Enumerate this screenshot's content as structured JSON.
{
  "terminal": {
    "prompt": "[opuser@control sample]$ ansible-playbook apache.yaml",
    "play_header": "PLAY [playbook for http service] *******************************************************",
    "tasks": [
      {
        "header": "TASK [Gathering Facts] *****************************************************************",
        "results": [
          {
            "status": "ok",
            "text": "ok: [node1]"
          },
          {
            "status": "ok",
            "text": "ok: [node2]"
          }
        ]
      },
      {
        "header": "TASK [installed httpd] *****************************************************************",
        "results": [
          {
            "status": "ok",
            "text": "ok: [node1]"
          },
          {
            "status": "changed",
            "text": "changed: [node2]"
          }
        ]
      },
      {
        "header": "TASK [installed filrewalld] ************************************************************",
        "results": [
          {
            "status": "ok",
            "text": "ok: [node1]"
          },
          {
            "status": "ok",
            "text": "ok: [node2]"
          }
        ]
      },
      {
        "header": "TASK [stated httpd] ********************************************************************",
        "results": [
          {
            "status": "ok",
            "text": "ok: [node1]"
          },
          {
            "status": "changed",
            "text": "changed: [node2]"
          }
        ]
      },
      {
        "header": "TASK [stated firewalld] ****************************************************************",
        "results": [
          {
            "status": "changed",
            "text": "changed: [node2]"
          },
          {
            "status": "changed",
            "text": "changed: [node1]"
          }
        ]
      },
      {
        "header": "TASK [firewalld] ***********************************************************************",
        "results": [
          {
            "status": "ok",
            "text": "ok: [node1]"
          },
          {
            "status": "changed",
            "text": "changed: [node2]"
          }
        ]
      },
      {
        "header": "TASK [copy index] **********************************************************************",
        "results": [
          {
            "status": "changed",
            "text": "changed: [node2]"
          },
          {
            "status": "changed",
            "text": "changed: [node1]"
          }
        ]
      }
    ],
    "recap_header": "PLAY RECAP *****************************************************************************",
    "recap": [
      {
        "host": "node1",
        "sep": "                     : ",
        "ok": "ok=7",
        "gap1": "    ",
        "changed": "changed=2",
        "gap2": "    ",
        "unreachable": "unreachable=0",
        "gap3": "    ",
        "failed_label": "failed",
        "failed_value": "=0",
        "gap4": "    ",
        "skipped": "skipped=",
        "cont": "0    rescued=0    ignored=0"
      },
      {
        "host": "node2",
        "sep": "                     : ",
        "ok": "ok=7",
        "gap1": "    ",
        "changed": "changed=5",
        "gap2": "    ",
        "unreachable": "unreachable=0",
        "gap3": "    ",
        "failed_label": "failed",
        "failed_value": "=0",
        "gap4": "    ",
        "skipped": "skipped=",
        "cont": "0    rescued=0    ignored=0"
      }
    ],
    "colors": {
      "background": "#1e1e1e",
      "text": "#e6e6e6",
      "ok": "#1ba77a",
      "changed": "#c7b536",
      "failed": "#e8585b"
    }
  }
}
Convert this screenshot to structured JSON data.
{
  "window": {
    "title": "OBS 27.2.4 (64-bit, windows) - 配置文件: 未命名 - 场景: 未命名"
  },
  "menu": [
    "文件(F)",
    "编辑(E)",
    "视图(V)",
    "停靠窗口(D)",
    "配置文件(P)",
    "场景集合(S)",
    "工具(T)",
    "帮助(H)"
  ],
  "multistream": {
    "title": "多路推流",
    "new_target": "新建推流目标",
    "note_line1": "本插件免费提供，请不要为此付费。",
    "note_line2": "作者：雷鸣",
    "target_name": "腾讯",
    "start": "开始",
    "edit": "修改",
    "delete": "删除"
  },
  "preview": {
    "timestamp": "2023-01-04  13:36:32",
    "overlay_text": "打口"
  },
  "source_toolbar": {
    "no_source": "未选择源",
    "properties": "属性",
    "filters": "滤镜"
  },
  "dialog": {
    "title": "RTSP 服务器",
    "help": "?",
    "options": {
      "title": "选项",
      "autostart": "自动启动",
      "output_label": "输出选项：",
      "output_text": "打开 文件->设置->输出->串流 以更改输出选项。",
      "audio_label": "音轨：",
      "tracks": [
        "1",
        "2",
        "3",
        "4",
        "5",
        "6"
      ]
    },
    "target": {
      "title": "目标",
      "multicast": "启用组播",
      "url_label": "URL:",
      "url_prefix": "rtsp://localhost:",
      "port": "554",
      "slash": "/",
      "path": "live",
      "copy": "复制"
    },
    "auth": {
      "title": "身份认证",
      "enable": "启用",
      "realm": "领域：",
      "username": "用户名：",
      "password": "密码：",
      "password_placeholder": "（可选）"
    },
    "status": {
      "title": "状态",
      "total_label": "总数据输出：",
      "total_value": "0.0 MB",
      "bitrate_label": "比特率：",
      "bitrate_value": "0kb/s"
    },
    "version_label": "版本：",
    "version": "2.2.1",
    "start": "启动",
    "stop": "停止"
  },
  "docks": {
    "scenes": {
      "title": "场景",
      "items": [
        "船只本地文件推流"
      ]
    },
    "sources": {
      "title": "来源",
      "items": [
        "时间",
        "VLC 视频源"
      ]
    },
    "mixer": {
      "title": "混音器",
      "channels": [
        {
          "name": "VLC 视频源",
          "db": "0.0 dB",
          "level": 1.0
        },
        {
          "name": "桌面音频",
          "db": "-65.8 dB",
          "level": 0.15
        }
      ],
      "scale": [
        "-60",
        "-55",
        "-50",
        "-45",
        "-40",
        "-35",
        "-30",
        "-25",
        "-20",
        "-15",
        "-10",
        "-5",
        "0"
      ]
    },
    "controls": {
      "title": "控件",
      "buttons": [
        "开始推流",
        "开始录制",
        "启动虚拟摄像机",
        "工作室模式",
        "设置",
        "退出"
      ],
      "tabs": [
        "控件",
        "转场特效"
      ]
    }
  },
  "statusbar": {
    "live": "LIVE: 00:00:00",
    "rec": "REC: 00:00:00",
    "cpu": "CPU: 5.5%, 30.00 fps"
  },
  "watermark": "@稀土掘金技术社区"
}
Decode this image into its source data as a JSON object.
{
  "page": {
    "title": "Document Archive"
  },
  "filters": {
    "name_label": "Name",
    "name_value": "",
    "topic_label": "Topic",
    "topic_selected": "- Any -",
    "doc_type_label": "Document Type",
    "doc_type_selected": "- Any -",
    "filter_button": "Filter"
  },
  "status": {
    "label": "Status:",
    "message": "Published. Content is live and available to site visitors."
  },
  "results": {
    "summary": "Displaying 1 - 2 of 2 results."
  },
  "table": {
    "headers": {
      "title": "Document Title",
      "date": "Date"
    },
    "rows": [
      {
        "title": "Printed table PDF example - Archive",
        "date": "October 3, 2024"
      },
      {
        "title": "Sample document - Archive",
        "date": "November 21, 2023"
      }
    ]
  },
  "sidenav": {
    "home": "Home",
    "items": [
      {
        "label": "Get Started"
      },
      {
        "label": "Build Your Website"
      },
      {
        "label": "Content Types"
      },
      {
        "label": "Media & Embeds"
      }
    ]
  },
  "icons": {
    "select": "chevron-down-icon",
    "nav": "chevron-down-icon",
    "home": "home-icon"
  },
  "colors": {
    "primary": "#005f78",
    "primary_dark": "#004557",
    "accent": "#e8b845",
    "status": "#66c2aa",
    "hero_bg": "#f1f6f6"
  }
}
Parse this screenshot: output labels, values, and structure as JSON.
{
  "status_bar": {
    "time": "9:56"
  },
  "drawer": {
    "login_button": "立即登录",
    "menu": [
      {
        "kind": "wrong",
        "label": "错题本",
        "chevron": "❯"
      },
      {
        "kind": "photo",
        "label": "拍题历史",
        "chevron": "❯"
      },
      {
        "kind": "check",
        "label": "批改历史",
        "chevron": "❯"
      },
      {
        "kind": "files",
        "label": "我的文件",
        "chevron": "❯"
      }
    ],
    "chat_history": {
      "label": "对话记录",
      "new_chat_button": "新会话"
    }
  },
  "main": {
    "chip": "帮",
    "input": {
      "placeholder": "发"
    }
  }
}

===

The entries above must be returned in full, exactly as shown.

■ **Result below**
Enumerate this screenshot's content as structured JSON.
{
  "terminal": {
    "prompt": "[opuser@control sample]$ ansible-playbook apache.yaml",
    "play_header": "PLAY [playbook for http service] *******************************************************",
    "tasks": [
      {
        "header": "TASK [Gathering Facts] *****************************************************************",
        "results": [
          {
            "status": "ok",
            "text": "ok: [node1]"
          },
          {
            "status": "ok",
            "text": "ok: [node2]"
          }
        ]
      },
      {
        "header": "TASK [installed httpd] *****************************************************************",
        "results": [
          {
            "status": "ok",
            "text": "ok: [node1]"
          },
          {
            "status": "changed",
            "text": "changed: [node2]"
          }
        ]
      },
      {
        "header": "TASK [installed filrewalld] ************************************************************",
        "results": [
          {
            "status": "ok",
            "text": "ok: [node1]"
          },
          {
            "status": "ok",
            "text": "ok: [node2]"
          }
        ]
      },
      {
        "header": "TASK [stated httpd] ********************************************************************",
        "results": [
          {
            "status": "ok",
            "text": "ok: [node1]"
          },
          {
            "status": "changed",
            "text": "changed: [node2]"
          }
        ]
      },
      {
        "header": "TASK [stated firewalld] ****************************************************************",
        "results": [
          {
            "status": "changed",
            "text": "changed: [node2]"
          },
          {
            "status": "changed",
            "text": "changed: [node1]"
          }
        ]
      },
      {
        "header": "TASK [firewalld] ***********************************************************************",
        "results": [
          {
            "status": "ok",
            "text": "ok: [node1]"
          },
          {
            "status": "changed",
            "text": "changed: [node2]"
          }
        ]
      },
      {
        "header": "TASK [copy index] **********************************************************************",
        "results": [
          {
            "status": "changed",
            "text": "changed: [node2]"
          },
          {
            "status": "changed",
            "text": "changed: [node1]"
          }
        ]
      }
    ],
    "recap_header": "PLAY RECAP *****************************************************************************",
    "recap": [
      {
        "host": "node1",
        "sep": "                     : ",
        "ok": "ok=7",
        "gap1": "    ",
        "changed": "changed=2",
        "gap2": "    ",
        "unreachable": "unreachable=0",
        "gap3": "    ",
        "failed_label": "failed",
        "failed_value": "=0",
        "gap4": "    ",
        "skipped": "skipped=",
        "cont": "0    rescued=0    ignored=0"
      },
      {
        "host": "node2",
        "sep": "                     : ",
        "ok": "ok=7",
        "gap1": "    ",
        "changed": "changed=5",
        "gap2": "    ",
        "unreachable": "unreachable=0",
        "gap3": "    ",
        "failed_label": "failed",
        "failed_value": "=0",
        "gap4": "    ",
        "skipped": "skipped=",
        "cont": "0    rescued=0    ignored=0"
      }
    ],
    "colors": {
      "background": "#1e1e1e",
      "text": "#e6e6e6",
      "ok": "#1ba77a",
      "changed": "#c7b536",
      "failed": "#e8585b"
    }
  }
}
Convert this screenshot to structured JSON data.
{
  "window": {
    "title": "OBS 27.2.4 (64-bit, windows) - 配置文件: 未命名 - 场景: 未命名"
  },
  "menu": [
    "文件(F)",
    "编辑(E)",
    "视图(V)",
    "停靠窗口(D)",
    "配置文件(P)",
    "场景集合(S)",
    "工具(T)",
    "帮助(H)"
  ],
  "multistream": {
    "title": "多路推流",
    "new_target": "新建推流目标",
    "note_line1": "本插件免费提供，请不要为此付费。",
    "note_line2": "作者：雷鸣",
    "target_name": "腾讯",
    "start": "开始",
    "edit": "修改",
    "delete": "删除"
  },
  "preview": {
    "timestamp": "2023-01-04  13:36:32",
    "overlay_text": "打口"
  },
  "source_toolbar": {
    "no_source": "未选择源",
    "properties": "属性",
    "filters": "滤镜"
  },
  "dialog": {
    "title": "RTSP 服务器",
    "help": "?",
    "options": {
      "title": "选项",
      "autostart": "自动启动",
      "output_label": "输出选项：",
      "output_text": "打开 文件->设置->输出->串流 以更改输出选项。",
      "audio_label": "音轨：",
      "tracks": [
        "1",
        "2",
        "3",
        "4",
        "5",
        "6"
      ]
    },
    "target": {
      "title": "目标",
      "multicast": "启用组播",
      "url_label": "URL:",
      "url_prefix": "rtsp://localhost:",
      "port": "554",
      "slash": "/",
      "path": "live",
      "copy": "复制"
    },
    "auth": {
      "title": "身份认证",
      "enable": "启用",
      "realm": "领域：",
      "username": "用户名：",
      "password": "密码：",
      "password_placeholder": "（可选）"
    },
    "status": {
      "title": "状态",
      "total_label": "总数据输出：",
      "total_value": "0.0 MB",
      "bitrate_label": "比特率：",
      "bitrate_value": "0kb/s"
    },
    "version_label": "版本：",
    "version": "2.2.1",
    "start": "启动",
    "stop": "停止"
  },
  "docks": {
    "scenes": {
      "title": "场景",
      "items": [
        "船只本地文件推流"
      ]
    },
    "sources": {
      "title": "来源",
      "items": [
        "时间",
        "VLC 视频源"
      ]
    },
    "mixer": {
      "title": "混音器",
      "channels": [
        {
          "name": "VLC 视频源",
          "db": "0.0 dB",
          "level": 1.0
        },
        {
          "name": "桌面音频",
          "db": "-65.8 dB",
          "level": 0.15
        }
      ],
      "scale": [
        "-60",
        "-55",
        "-50",
        "-45",
        "-40",
        "-35",
        "-30",
        "-25",
        "-20",
        "-15",
        "-10",
        "-5",
        "0"
      ]
    },
    "controls": {
      "title": "控件",
      "buttons": [
        "开始推流",
        "开始录制",
        "启动虚拟摄像机",
        "工作室模式",
        "设置",
        "退出"
      ],
      "tabs": [
        "控件",
        "转场特效"
      ]
    }
  },
  "statusbar": {
    "live": "LIVE: 00:00:00",
    "rec": "REC: 00:00:00",
    "cpu": "CPU: 5.5%, 30.00 fps"
  },
  "watermark": "@稀土掘金技术社区"
}
Decode this image into its source data as a JSON object.
{
  "page": {
    "title": "Document Archive"
  },
  "filters": {
    "name_label": "Name",
    "name_value": "",
    "topic_label": "Topic",
    "topic_selected": "- Any -",
    "doc_type_label": "Document Type",
    "doc_type_selected": "- Any -",
    "filter_button": "Filter"
  },
  "status": {
    "label": "Status:",
    "message": "Published. Content is live and available to site visitors."
  },
  "results": {
    "summary": "Displaying 1 - 2 of 2 results."
  },
  "table": {
    "headers": {
      "title": "Document Title",
      "date": "Date"
    },
    "rows": [
      {
        "title": "Printed table PDF example - Archive",
        "date": "October 3, 2024"
      },
      {
        "title": "Sample document - Archive",
        "date": "November 21, 2023"
      }
    ]
  },
  "sidenav": {
    "home": "Home",
    "items": [
      {
        "label": "Get Started"
      },
      {
        "label": "Build Your Website"
      },
      {
        "label": "Content Types"
      },
      {
        "label": "Media & Embeds"
      }
    ]
  },
  "icons": {
    "select": "chevron-down-icon",
    "nav": "chevron-down-icon",
    "home": "home-icon"
  },
  "colors": {
    "primary": "#005f78",
    "primary_dark": "#004557",
    "accent": "#e8b845",
    "status": "#66c2aa",
    "hero_bg": "#f1f6f6"
  }
}
Parse this screenshot: output labels, values, and structure as JSON.
{
  "status_bar": {
    "time": "9:56"
  },
  "drawer": {
    "login_button": "立即登录",
    "menu": [
      {
        "kind": "wrong",
        "label": "错题本",
        "chevron": "❯"
      },
      {
        "kind": "photo",
        "label": "拍题历史",
        "chevron": "❯"
      },
      {
        "kind": "check",
        "label": "批改历史",
        "chevron": "❯"
      },
      {
        "kind": "files",
        "label": "我的文件",
        "chevron": "❯"
      }
    ],
    "chat_history": {
      "label": "对话记录",
      "new_chat_button": "新会话"
    }
  },
  "main": {
    "chip": "帮",
    "input": {
      "placeholder": "发"
    }
  }
}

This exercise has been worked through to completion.